>> Start
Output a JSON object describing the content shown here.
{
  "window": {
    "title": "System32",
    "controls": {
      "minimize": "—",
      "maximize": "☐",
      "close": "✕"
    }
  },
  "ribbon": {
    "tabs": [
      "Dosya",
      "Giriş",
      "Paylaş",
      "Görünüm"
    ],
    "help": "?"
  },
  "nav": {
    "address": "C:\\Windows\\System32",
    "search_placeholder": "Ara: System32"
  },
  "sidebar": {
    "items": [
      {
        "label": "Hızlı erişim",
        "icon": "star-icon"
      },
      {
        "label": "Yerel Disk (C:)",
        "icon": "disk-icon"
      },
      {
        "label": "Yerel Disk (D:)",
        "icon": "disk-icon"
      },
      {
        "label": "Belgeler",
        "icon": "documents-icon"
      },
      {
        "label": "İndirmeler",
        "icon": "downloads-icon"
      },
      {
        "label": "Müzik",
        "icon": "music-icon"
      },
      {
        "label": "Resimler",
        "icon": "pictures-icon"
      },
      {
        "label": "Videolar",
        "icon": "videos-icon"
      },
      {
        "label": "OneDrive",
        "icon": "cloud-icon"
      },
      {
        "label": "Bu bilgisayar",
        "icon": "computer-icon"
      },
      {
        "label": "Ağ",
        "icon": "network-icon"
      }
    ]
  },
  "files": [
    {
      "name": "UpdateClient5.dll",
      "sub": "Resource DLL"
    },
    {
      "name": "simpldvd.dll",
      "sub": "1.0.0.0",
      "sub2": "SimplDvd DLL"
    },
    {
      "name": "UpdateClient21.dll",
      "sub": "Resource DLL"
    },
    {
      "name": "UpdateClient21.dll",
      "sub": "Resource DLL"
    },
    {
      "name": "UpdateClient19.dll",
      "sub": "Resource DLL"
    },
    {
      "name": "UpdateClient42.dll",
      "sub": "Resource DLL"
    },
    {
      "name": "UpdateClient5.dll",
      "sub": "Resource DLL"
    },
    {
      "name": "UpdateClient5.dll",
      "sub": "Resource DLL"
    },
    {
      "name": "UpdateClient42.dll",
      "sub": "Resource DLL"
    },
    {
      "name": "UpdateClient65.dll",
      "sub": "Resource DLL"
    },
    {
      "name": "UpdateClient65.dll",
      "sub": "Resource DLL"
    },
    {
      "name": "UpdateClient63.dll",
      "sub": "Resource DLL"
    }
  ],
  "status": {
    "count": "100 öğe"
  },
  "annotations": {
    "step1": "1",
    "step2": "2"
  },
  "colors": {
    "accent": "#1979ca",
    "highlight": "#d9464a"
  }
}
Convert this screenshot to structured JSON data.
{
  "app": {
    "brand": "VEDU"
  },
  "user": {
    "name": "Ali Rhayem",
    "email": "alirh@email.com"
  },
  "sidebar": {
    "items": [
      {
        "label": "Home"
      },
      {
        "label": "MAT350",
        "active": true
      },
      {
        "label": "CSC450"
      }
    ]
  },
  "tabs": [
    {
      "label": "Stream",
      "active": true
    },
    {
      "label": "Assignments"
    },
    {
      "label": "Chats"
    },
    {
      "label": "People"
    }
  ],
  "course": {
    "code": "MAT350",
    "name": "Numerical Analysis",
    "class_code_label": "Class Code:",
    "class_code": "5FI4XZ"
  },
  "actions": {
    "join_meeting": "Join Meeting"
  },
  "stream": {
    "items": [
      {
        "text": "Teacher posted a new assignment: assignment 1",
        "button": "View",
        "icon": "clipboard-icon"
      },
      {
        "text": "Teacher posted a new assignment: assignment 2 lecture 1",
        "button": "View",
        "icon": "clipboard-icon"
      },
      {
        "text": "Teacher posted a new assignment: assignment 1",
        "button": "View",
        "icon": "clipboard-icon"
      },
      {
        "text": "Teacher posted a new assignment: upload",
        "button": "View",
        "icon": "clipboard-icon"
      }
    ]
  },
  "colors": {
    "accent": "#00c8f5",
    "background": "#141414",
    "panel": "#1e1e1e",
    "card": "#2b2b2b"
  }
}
>> End
Look through the data above. Each line containing the word "posted" needs to be copied.

▸ **CORRECT OUTPUT**
        "text": "Teacher posted a new assignment: assignment 1",
        "text": "Teacher posted a new assignment: assignment 2 lecture 1",
        "text": "Teacher posted a new assignment: assignment 1",
        "text": "Teacher posted a new assignment: upload",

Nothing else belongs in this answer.